Excerpt:
Stay away from the Rockler jig too. I am sure they meant well, adjustments are a pain in @ss


----------



## oakdust (Dec 15, 2007)

Looked at the router boss awsome tool but looks like it has a high learning curve. Leigh looks the best so far.
Thinking the 18" with the accesory kit


----------



## louie (Mar 25, 2009)

I personally use the katie jig, it is very easy to use the manual is a bit undesirable, but it is ready to go out of the box. You can cut pins on 1 side and tails on the other at the same time. but with 1 router you have to change the bits. You can use it with a hand router or table unit. I am blind and I found it very easy.


----------



## DrDirt (Feb 26, 2008)

Leigh D4R But it doesn't do pins and tails at the same time.

Guess you have to pick your poison - - I am not aware of any jigs that have adjustable spacing that would cut pins and tails at the same time. That is only on the fixed spacing version.


----------



## PurpLev (May 30, 2008)

I'm kinda surprised that there are so little Akeda users/fans out there, personally, If I was in the market for a dovetail jig - I'd definitely go with the Akeda based on my research. but with all honesty - I have no experience with any of them, so take this with a grain of salt.

I do dovetails with the bandsaw - but that can only take you so far when you consider blanket chests…


----------



## jeh412 (Feb 27, 2009)

I bought a Keller Dovetail Jig and have been very pleased with it. Very easy to use, very quick and unlimited length capacity. It doesn't do pins and tails at the same time, though.

Goal 1:
Answer these about the dovetail jig thread:
(a) Which size does oakdust have in mind for the Leigh jig?
(b) According to louie, what do you have to do with the katie jig if you have only one router?
(c) Which jig did jeh412 buy?
Goal 2: Reproduce word for word everything in the dovetail jig thread from "Guess you have" down to "(May 30, 2008)".
Goal 3: Pick up the dovetail jig thread right after its last sentence and keep it going.
The rows come from an unrelated source.

Information provided:

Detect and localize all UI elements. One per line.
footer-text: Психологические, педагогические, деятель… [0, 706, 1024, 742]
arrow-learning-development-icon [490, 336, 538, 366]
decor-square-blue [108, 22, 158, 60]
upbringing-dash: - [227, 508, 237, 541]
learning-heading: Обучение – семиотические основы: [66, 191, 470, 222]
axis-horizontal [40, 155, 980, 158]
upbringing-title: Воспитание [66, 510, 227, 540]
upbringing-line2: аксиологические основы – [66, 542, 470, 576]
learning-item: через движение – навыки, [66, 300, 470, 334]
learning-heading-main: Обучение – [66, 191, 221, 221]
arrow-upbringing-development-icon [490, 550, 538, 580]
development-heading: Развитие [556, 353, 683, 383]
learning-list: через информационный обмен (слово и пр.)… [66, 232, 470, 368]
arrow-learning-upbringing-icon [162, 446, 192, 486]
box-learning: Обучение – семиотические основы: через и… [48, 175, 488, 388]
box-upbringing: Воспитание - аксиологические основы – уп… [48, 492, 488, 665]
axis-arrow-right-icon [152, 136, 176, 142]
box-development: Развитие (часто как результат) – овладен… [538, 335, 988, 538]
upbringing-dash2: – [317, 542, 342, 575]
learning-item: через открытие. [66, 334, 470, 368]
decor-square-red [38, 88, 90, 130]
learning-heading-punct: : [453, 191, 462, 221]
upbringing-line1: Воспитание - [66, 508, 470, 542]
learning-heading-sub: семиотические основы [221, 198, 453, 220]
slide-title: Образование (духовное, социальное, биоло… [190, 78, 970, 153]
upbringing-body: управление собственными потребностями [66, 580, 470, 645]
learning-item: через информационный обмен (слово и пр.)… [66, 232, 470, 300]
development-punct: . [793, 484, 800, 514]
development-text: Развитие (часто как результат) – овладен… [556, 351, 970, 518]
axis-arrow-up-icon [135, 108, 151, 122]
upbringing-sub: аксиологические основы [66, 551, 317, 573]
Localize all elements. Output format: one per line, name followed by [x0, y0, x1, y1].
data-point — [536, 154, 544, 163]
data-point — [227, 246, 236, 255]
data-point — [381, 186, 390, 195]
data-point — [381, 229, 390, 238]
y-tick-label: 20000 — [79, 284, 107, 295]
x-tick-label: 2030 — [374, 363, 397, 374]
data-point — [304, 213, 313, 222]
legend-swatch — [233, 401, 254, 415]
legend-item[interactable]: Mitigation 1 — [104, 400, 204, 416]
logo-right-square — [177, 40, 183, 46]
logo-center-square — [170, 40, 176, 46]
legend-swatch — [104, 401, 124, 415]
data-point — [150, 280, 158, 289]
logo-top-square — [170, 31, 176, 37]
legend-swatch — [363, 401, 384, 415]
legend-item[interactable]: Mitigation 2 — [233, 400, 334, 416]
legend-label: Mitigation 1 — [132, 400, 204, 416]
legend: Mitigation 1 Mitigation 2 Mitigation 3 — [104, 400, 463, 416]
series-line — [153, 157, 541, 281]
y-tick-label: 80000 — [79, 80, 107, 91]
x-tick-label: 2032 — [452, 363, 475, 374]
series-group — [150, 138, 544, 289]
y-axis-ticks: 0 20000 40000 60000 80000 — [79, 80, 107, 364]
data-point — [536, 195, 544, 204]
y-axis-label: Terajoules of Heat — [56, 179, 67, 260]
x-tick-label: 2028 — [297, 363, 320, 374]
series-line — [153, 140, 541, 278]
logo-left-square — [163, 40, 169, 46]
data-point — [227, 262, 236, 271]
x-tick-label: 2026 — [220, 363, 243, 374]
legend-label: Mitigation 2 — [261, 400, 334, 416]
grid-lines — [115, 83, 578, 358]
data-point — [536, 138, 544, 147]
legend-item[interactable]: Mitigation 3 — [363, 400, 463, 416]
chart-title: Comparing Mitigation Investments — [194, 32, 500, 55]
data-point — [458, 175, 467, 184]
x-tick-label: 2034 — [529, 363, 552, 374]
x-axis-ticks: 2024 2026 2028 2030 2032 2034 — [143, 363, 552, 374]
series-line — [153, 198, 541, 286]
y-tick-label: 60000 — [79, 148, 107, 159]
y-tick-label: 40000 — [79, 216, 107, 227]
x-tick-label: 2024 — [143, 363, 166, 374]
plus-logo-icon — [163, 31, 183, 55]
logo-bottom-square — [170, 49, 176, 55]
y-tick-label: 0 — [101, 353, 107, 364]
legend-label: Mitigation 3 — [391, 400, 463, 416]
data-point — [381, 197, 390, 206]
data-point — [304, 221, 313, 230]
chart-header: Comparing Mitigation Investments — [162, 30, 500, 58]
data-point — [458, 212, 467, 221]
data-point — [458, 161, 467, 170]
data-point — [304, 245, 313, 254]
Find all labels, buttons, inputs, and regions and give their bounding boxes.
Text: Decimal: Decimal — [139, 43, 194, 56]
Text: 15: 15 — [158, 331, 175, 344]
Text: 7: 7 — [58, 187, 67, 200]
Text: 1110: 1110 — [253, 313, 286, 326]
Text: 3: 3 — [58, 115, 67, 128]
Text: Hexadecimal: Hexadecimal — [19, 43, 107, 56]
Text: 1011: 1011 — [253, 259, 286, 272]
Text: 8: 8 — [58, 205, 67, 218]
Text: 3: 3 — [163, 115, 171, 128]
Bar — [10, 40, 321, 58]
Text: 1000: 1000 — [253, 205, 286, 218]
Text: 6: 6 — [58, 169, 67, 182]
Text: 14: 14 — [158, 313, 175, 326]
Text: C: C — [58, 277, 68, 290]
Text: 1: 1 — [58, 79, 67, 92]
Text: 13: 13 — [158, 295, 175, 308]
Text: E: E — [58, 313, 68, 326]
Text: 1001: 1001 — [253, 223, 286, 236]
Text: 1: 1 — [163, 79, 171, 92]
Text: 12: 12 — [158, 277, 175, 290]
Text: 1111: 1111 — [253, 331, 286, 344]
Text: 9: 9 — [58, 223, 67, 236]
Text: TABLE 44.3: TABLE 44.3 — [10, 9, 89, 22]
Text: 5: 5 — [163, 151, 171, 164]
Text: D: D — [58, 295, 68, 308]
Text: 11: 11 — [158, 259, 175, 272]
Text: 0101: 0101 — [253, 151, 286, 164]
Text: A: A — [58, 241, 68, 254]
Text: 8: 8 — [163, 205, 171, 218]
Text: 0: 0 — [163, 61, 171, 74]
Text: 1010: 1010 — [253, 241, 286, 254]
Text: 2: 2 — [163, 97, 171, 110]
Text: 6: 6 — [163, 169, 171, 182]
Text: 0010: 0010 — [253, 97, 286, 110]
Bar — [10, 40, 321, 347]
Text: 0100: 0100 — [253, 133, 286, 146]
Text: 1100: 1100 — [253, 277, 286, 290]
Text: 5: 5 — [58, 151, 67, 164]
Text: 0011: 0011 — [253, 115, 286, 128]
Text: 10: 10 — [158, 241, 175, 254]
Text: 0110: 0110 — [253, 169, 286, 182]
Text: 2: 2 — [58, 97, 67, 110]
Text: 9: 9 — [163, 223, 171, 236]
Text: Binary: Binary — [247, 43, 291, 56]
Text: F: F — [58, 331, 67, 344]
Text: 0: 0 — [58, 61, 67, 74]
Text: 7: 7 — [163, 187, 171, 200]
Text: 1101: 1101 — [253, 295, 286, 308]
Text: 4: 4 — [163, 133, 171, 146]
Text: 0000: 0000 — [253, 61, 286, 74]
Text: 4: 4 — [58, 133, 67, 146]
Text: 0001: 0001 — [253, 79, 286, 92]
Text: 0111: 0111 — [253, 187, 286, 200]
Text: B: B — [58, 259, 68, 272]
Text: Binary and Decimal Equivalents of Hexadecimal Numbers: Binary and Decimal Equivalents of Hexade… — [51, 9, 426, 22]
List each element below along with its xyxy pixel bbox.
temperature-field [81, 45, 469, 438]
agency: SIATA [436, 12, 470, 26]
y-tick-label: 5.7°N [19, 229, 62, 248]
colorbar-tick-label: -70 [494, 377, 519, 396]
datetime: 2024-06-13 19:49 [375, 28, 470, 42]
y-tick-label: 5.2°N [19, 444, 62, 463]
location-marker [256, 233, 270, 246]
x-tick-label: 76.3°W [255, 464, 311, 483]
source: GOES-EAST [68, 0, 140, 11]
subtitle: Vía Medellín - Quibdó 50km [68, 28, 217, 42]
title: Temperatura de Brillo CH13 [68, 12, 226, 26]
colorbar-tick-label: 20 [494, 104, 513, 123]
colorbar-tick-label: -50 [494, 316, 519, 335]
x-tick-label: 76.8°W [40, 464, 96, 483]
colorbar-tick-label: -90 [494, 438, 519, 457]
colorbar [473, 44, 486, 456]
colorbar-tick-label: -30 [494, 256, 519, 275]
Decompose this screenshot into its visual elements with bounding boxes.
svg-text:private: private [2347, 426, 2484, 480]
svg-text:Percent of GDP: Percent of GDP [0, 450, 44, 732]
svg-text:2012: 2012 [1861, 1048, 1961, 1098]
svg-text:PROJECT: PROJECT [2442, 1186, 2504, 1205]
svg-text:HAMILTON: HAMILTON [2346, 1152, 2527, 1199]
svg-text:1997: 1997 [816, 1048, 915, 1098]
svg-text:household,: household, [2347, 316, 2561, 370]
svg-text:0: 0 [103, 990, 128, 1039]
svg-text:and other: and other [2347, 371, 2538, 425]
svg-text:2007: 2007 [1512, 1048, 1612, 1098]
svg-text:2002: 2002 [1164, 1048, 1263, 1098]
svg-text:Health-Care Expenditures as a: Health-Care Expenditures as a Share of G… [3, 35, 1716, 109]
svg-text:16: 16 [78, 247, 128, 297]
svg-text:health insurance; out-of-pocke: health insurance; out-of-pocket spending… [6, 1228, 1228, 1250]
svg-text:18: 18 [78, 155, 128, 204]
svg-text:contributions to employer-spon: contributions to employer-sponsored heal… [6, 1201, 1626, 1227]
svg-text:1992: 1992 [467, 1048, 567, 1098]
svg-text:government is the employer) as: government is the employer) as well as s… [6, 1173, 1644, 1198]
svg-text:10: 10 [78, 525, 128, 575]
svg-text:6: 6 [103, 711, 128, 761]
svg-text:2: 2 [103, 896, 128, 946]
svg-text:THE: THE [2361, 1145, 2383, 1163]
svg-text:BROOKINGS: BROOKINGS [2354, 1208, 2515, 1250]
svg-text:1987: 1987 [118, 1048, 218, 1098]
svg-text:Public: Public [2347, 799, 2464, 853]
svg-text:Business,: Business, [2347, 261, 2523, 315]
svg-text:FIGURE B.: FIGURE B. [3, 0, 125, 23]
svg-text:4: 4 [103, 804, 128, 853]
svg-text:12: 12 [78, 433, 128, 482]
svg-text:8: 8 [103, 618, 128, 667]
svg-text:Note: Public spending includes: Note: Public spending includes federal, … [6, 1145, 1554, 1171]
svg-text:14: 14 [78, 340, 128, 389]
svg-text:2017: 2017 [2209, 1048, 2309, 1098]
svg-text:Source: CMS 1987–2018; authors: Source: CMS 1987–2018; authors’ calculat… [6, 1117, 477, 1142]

Final answer 1:
(a) The 18" with the accessory kit.
(b) Change the bits.
(c) A Keller Dovetail Jig.

Final answer 2:
Guess you have to pick your poison - - I am not aware of any jigs that have adjustable spacing that would cut pins and tails at the same time. That is only on the fixed spacing version.


----------



## PurpLev (May 30, 2008)

Final answer 3:
----------



## ND2ELK (Jan 25, 2008)

I am very impressed with the AKEDA DC16 and am planning on buying one when I start doing dovetailing. Go to www.finewoodworking.com. They have a great tool review on dovetaling jigs (Tool Test/ Dovetail Jigs). Now that I typed this, I do not know if you can read it if you do not have an internet subscription. Left it in for those that do. Go to woodworking.about.com for a tool review you can read. If you go to the AKEDA sight they have internet reviews you can look at as well. Good luck on picking a dovetailing jig.

God Bless
tom


----------



## BlankMan (Mar 21, 2009)

I picked up the new Porter-Cable 24" Omnijig when it came out, pricey but worth it in my opinion. All the preset stops that it has including setting the router bit depth speeds up the process immensely and makes it very repeatable. I had the Leigh 24" D4R before that and that was an excellent jig also, but Porter-Cable took some of the best designs from the Leigh and added improvements. But as mentioned, being a movable finger design it doesn't cut both the pins and the tails at the same time.


----------



## boyneskibum (Nov 24, 2008)

I have to echo DaveR about the router boss, the learning curve is *VERY* short. Some great reviews about the RB can be found on here http://www.aldel.co.uk/Contents.htm . If you have a fast internet connection, check out the woodrat video here http://www.woodrat.com/dvd.html . The RB is essentially a second generation woodrat, but I can only recommend the RB (because that's the only one I own!).


----------



## Moai (Feb 9, 2009)

I bought a LEIGH for a similar job and when I did the 30 drawers, I sold it for almost the same money I paid…...I doubt other brands retain the value that way


----------



## mski (Jul 3, 2007)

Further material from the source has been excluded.